Figure data in JSON:
--------

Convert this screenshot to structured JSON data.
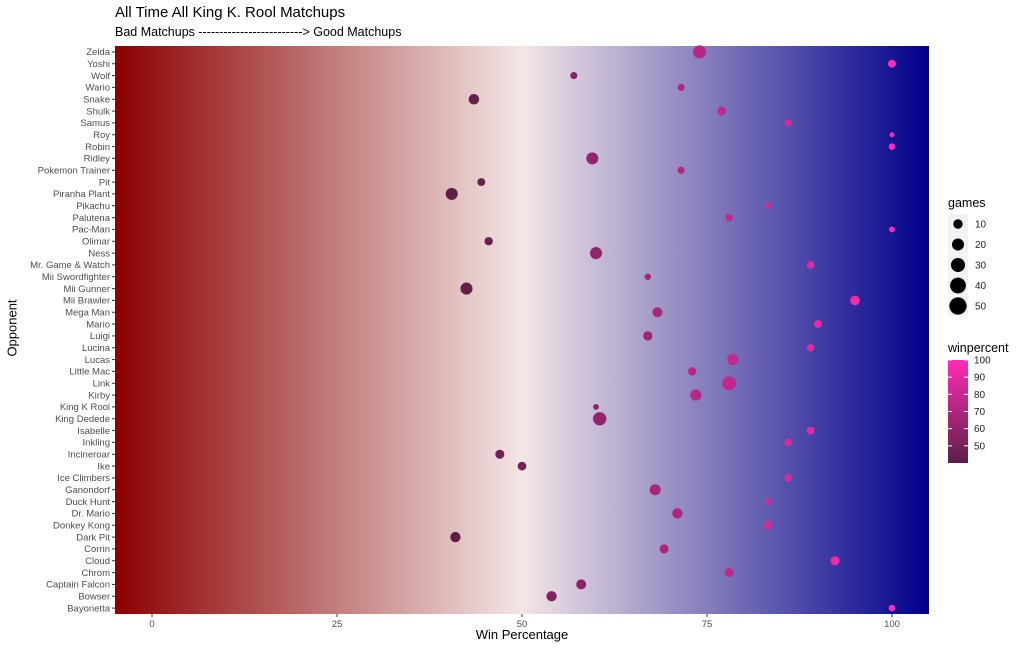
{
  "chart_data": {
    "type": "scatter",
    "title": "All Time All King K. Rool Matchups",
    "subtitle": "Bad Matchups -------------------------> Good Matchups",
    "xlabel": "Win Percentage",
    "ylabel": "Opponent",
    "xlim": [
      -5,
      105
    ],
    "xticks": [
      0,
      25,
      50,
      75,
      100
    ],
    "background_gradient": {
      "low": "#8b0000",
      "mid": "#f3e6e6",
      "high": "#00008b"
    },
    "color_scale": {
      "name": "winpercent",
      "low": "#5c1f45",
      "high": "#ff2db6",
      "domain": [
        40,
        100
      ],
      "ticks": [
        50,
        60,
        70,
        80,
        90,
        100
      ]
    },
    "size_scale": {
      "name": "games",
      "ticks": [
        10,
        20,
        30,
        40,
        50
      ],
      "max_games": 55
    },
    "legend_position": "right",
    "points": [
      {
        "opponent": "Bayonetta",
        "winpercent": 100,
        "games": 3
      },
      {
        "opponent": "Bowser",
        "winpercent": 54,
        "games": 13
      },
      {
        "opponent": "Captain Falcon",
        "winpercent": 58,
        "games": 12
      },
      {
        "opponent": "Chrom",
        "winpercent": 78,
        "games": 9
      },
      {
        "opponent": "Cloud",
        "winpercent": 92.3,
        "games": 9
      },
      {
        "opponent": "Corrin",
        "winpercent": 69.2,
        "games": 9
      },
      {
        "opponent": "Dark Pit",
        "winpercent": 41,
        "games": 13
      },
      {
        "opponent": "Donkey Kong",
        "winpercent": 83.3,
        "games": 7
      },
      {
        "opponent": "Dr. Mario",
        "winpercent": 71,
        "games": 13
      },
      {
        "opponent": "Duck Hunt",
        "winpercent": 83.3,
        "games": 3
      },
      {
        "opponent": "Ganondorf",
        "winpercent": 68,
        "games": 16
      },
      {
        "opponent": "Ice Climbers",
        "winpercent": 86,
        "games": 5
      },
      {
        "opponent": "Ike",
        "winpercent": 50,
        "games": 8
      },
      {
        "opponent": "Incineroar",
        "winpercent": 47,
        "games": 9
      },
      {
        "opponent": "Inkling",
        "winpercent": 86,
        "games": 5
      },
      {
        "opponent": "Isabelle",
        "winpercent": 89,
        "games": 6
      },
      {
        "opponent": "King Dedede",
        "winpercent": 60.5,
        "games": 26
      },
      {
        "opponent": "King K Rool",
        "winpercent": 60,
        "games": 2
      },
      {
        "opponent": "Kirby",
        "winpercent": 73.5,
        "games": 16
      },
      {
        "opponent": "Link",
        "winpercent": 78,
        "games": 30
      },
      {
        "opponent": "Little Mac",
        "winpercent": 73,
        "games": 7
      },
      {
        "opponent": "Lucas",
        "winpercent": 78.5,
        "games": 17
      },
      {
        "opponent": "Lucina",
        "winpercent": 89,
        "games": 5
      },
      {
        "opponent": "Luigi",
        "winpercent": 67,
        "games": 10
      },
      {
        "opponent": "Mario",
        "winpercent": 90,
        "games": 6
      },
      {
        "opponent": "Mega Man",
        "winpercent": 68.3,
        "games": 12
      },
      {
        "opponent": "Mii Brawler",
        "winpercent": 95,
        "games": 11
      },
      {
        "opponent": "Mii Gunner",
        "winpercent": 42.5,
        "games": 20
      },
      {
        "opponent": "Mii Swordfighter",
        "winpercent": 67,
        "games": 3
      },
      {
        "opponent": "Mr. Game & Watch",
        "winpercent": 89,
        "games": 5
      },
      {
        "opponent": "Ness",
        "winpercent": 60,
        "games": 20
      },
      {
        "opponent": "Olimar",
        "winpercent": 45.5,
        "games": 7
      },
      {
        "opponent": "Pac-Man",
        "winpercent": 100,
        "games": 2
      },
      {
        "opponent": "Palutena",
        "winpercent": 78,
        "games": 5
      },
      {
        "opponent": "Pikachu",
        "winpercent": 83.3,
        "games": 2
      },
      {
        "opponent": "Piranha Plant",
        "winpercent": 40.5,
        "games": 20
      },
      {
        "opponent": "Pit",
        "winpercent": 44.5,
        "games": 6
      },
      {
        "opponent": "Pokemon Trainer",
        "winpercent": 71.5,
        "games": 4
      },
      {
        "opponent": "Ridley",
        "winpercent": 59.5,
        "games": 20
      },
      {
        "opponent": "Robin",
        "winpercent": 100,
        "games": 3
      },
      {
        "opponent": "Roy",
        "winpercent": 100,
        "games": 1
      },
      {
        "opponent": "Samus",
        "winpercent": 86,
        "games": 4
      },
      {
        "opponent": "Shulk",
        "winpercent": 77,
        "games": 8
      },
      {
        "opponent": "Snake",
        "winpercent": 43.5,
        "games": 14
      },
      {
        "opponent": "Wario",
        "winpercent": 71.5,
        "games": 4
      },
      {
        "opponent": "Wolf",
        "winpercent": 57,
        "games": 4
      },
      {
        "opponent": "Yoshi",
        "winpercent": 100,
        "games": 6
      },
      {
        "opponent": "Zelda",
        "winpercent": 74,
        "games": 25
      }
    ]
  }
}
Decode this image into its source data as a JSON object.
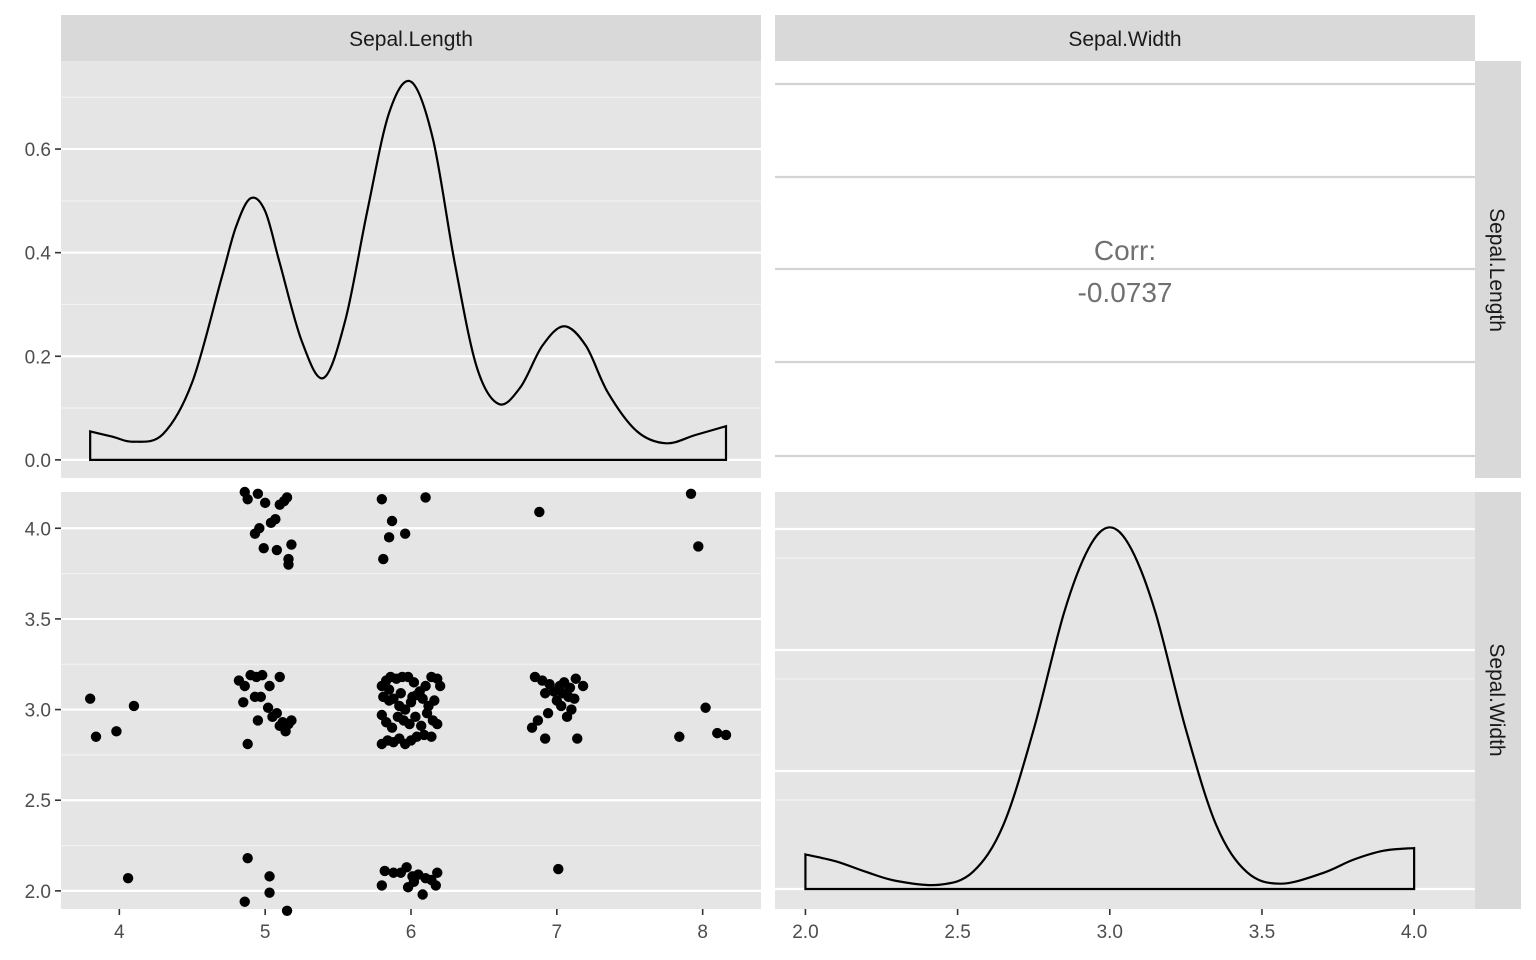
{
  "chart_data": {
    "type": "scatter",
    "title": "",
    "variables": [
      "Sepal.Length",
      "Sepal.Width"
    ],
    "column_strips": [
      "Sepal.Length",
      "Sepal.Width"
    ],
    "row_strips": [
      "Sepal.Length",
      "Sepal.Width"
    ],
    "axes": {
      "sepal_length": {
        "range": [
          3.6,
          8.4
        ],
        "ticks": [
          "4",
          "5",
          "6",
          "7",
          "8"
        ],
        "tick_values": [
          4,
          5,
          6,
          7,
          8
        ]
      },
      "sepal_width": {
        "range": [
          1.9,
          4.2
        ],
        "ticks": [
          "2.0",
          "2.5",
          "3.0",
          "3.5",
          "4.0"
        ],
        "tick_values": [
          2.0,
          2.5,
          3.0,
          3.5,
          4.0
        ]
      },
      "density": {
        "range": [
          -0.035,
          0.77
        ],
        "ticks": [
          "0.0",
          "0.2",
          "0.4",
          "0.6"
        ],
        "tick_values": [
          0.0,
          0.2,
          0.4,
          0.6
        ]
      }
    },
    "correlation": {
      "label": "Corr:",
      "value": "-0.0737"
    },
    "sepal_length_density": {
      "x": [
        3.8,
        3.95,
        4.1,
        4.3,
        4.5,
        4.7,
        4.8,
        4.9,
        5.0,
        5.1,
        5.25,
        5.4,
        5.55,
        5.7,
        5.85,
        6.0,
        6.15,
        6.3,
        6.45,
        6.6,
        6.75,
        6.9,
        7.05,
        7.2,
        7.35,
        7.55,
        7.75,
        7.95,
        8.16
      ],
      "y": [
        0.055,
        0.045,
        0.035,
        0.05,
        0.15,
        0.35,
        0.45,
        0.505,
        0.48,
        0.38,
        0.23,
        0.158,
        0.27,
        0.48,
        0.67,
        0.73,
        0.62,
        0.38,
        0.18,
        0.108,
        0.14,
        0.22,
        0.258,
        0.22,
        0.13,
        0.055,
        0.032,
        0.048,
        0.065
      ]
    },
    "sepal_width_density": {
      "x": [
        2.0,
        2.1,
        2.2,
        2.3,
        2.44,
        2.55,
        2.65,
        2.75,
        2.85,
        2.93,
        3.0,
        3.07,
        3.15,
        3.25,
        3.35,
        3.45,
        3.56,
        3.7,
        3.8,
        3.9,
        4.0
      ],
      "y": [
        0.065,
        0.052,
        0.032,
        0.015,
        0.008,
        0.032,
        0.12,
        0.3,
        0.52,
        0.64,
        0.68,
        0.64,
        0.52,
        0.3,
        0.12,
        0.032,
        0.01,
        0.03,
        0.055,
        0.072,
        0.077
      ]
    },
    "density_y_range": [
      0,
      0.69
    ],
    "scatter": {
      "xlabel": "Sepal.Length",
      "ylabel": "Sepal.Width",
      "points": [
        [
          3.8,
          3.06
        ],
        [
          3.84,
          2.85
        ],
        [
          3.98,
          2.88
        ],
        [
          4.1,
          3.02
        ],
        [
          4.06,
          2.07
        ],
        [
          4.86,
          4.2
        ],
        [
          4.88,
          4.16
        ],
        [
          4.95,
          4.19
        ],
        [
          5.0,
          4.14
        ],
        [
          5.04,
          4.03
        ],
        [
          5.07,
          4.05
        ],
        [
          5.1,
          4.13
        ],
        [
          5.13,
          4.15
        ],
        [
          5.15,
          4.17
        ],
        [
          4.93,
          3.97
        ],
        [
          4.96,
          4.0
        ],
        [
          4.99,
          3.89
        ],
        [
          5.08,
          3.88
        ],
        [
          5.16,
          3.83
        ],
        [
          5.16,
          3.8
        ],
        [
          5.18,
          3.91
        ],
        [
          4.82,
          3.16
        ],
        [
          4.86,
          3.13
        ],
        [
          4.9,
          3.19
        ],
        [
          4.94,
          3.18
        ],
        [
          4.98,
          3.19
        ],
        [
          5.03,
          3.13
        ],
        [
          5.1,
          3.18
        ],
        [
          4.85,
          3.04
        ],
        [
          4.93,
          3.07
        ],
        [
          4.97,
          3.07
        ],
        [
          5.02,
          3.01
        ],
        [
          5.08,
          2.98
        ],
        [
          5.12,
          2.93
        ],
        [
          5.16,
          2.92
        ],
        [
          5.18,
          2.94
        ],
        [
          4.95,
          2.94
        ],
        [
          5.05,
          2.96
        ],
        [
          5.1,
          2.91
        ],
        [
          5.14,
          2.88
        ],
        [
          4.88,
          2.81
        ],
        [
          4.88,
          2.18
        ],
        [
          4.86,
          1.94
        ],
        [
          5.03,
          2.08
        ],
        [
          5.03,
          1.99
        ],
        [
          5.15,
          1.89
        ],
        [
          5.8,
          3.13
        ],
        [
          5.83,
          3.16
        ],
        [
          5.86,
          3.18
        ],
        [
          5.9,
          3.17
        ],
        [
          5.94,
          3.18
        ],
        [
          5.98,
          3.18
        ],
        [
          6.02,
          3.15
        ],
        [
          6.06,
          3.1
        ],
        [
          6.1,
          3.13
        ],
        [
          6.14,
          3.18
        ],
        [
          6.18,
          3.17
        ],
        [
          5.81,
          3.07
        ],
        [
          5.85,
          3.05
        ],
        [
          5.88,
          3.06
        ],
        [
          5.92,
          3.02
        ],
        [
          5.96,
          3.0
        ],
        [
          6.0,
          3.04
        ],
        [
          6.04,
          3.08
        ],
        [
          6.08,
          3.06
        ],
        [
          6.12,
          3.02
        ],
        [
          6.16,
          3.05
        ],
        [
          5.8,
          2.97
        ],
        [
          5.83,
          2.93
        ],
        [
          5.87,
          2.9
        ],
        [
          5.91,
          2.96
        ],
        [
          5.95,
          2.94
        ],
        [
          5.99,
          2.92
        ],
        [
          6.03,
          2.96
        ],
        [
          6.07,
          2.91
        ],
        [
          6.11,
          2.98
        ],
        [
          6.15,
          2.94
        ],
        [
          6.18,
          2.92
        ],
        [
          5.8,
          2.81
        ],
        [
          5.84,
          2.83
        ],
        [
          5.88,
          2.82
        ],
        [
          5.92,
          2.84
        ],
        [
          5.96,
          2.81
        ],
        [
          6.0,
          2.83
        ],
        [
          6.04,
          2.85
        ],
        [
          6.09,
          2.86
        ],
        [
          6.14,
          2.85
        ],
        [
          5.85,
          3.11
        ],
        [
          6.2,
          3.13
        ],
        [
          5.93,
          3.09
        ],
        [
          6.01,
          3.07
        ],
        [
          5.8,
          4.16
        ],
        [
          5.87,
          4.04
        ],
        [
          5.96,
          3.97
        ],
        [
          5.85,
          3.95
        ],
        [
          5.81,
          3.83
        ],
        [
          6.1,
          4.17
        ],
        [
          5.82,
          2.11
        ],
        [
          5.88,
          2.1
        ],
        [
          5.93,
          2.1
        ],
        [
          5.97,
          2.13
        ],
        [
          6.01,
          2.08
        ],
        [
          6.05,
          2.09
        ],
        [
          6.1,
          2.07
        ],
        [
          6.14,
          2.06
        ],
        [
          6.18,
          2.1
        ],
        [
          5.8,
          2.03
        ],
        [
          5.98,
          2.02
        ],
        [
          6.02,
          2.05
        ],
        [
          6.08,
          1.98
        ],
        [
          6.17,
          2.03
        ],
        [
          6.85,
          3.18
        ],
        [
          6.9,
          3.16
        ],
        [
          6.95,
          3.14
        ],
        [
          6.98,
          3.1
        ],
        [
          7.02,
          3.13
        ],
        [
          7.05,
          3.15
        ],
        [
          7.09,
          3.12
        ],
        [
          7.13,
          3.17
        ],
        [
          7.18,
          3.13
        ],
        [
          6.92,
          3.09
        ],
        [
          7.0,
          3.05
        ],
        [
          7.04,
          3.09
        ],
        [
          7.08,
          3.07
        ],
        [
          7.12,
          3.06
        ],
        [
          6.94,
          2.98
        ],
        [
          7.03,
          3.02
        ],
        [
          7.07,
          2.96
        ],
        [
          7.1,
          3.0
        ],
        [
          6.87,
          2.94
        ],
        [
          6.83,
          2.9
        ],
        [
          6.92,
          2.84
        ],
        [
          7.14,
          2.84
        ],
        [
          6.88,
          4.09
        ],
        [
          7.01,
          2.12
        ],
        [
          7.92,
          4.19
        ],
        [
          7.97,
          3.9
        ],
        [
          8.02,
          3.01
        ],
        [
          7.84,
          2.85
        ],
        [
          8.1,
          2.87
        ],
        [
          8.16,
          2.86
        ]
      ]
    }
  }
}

--------

> _INSTRUCTIONS FOR THE TASK_: Ascertain the number of lines in the entries that include the word "Rool", and report only that number.

> _REPLY_: 2